Given problem
Copy every line of the entries below verbatim, leaving out the pictures.

Supplied entries
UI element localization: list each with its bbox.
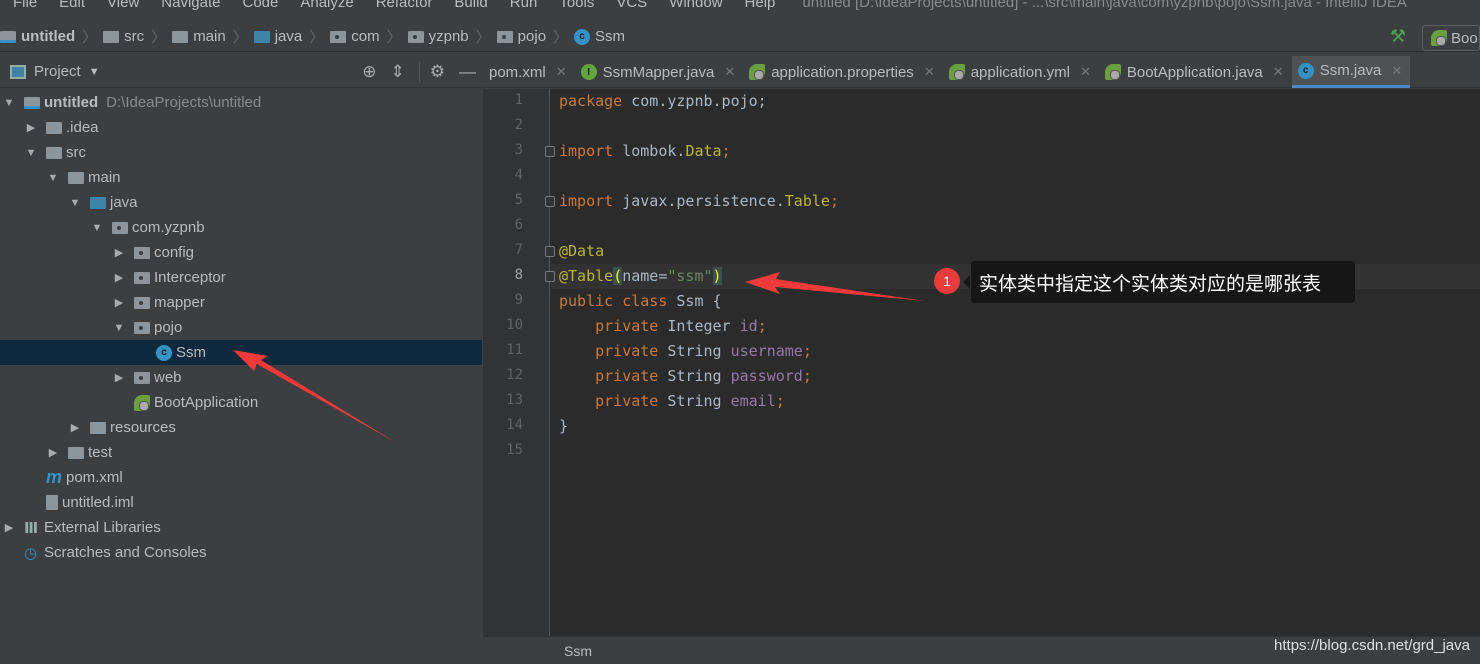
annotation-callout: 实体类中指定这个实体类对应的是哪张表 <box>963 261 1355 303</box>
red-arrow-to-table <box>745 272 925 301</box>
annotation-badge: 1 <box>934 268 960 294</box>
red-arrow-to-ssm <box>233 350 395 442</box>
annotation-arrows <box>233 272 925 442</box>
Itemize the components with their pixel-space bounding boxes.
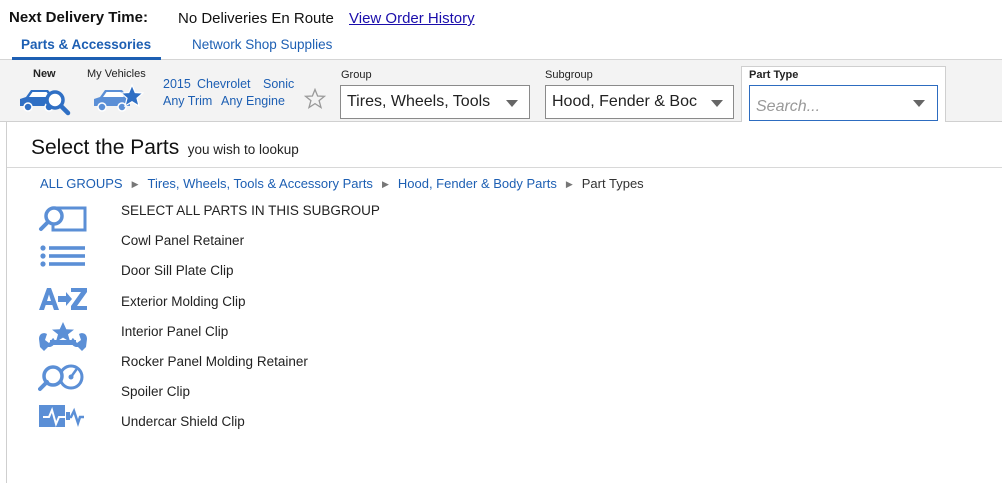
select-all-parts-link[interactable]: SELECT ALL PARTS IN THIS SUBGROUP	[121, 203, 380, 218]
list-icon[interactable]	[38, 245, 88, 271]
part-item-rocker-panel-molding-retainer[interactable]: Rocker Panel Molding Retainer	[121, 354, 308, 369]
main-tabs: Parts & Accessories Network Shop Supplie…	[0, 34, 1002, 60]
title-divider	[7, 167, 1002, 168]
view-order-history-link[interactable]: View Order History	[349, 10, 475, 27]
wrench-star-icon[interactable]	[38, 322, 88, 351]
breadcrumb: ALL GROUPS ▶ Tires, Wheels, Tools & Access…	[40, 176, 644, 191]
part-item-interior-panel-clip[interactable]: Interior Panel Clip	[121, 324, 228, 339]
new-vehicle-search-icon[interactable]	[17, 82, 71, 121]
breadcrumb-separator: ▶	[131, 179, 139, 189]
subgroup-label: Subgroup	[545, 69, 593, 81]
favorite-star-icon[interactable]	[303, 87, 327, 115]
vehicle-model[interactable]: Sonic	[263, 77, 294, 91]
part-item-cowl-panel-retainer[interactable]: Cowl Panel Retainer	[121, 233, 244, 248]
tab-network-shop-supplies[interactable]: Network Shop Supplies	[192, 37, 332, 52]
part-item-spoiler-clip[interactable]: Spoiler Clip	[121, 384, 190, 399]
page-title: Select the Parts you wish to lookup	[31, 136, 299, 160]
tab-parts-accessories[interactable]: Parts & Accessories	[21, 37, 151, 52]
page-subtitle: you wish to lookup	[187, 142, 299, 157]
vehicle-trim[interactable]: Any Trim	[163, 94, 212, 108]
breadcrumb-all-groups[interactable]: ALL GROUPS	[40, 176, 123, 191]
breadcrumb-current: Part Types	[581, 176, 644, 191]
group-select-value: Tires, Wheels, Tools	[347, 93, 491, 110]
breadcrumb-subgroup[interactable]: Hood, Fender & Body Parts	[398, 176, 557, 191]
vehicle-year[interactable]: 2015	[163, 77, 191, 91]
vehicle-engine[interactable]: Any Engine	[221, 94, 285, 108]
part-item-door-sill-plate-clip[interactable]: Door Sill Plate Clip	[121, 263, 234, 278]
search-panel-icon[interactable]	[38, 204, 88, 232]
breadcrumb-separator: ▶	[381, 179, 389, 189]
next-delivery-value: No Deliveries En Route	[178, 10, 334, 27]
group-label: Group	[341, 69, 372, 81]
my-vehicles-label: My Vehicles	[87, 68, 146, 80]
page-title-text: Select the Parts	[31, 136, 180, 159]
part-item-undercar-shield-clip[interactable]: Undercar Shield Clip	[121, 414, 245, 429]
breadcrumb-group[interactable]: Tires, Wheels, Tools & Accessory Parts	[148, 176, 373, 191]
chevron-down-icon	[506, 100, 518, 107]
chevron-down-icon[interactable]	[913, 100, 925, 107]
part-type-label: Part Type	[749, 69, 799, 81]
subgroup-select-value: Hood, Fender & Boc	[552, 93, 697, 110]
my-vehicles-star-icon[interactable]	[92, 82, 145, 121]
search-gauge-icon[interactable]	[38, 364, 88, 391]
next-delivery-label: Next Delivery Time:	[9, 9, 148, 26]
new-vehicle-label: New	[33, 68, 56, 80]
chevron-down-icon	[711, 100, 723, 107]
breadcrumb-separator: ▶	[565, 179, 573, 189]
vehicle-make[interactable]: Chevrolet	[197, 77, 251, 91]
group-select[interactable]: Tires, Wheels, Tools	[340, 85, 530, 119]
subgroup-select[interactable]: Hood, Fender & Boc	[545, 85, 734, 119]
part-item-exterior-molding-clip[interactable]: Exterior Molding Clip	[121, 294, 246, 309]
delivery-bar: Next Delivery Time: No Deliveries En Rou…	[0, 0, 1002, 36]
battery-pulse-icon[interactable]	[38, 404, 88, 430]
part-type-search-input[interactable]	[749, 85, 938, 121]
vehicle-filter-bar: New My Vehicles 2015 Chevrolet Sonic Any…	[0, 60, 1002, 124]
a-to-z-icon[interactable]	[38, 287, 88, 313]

Written answer
UI element localization: list each with its bbox.
annotation-callout: 实体类中指定这个实体类对应的是哪张表 <box>963 261 1355 303</box>
red-arrow-to-table <box>745 272 925 301</box>
annotation-badge: 1 <box>934 268 960 294</box>
red-arrow-to-ssm <box>233 350 395 442</box>
annotation-arrows <box>233 272 925 442</box>
Itemize the components with their pixel-space bounding boxes.
select-all-parts-link[interactable]: SELECT ALL PARTS IN THIS SUBGROUP	[121, 203, 380, 218]
list-icon[interactable]	[38, 245, 88, 271]
part-item-rocker-panel-molding-retainer[interactable]: Rocker Panel Molding Retainer	[121, 354, 308, 369]
main-tabs: Parts & Accessories Network Shop Supplie…	[0, 34, 1002, 60]
title-divider	[7, 167, 1002, 168]
view-order-history-link[interactable]: View Order History	[349, 10, 475, 27]
wrench-star-icon[interactable]	[38, 322, 88, 351]
breadcrumb: ALL GROUPS ▶ Tires, Wheels, Tools & Access…	[40, 176, 644, 191]
part-item-interior-panel-clip[interactable]: Interior Panel Clip	[121, 324, 228, 339]
new-vehicle-search-icon[interactable]	[17, 82, 71, 121]
breadcrumb-separator: ▶	[131, 179, 139, 189]
subgroup-label: Subgroup	[545, 69, 593, 81]
favorite-star-icon[interactable]	[303, 87, 327, 115]
vehicle-model[interactable]: Sonic	[263, 77, 294, 91]
part-item-cowl-panel-retainer[interactable]: Cowl Panel Retainer	[121, 233, 244, 248]
tab-network-shop-supplies[interactable]: Network Shop Supplies	[192, 37, 332, 52]
part-item-spoiler-clip[interactable]: Spoiler Clip	[121, 384, 190, 399]
page-title: Select the Parts you wish to lookup	[31, 136, 299, 160]
tab-parts-accessories[interactable]: Parts & Accessories	[21, 37, 151, 52]
page-subtitle: you wish to lookup	[187, 142, 299, 157]
vehicle-trim[interactable]: Any Trim	[163, 94, 212, 108]
breadcrumb-all-groups[interactable]: ALL GROUPS	[40, 176, 123, 191]
breadcrumb-current: Part Types	[581, 176, 644, 191]
group-select-value: Tires, Wheels, Tools	[347, 93, 491, 110]
breadcrumb-subgroup[interactable]: Hood, Fender & Body Parts	[398, 176, 557, 191]
vehicle-year[interactable]: 2015	[163, 77, 191, 91]
vehicle-engine[interactable]: Any Engine	[221, 94, 285, 108]
part-item-door-sill-plate-clip[interactable]: Door Sill Plate Clip	[121, 263, 234, 278]
search-panel-icon[interactable]	[38, 204, 88, 232]
breadcrumb-separator: ▶	[381, 179, 389, 189]
next-delivery-value: No Deliveries En Route	[178, 10, 334, 27]
group-label: Group	[341, 69, 372, 81]
my-vehicles-label: My Vehicles	[87, 68, 146, 80]
page-title-text: Select the Parts	[31, 136, 180, 159]
part-item-undercar-shield-clip[interactable]: Undercar Shield Clip	[121, 414, 245, 429]
breadcrumb-group[interactable]: Tires, Wheels, Tools & Accessory Parts	[148, 176, 373, 191]
chevron-down-icon	[506, 100, 518, 107]
chevron-down-icon[interactable]	[913, 100, 925, 107]
part-type-label: Part Type	[749, 69, 799, 81]
subgroup-select-value: Hood, Fender & Boc	[552, 93, 697, 110]
my-vehicles-star-icon[interactable]	[92, 82, 145, 121]
search-gauge-icon[interactable]	[38, 364, 88, 391]
next-delivery-label: Next Delivery Time:	[9, 9, 148, 26]
new-vehicle-label: New	[33, 68, 56, 80]
chevron-down-icon	[711, 100, 723, 107]
breadcrumb-separator: ▶	[565, 179, 573, 189]
vehicle-make[interactable]: Chevrolet	[197, 77, 251, 91]
group-select[interactable]: Tires, Wheels, Tools	[340, 85, 530, 119]
subgroup-select[interactable]: Hood, Fender & Boc	[545, 85, 734, 119]
part-item-exterior-molding-clip[interactable]: Exterior Molding Clip	[121, 294, 246, 309]
delivery-bar: Next Delivery Time: No Deliveries En Rou…	[0, 0, 1002, 36]
battery-pulse-icon[interactable]	[38, 404, 88, 430]
part-type-search-input[interactable]	[749, 85, 938, 121]
vehicle-filter-bar: New My Vehicles 2015 Chevrolet Sonic Any…	[0, 60, 1002, 124]
a-to-z-icon[interactable]	[38, 287, 88, 313]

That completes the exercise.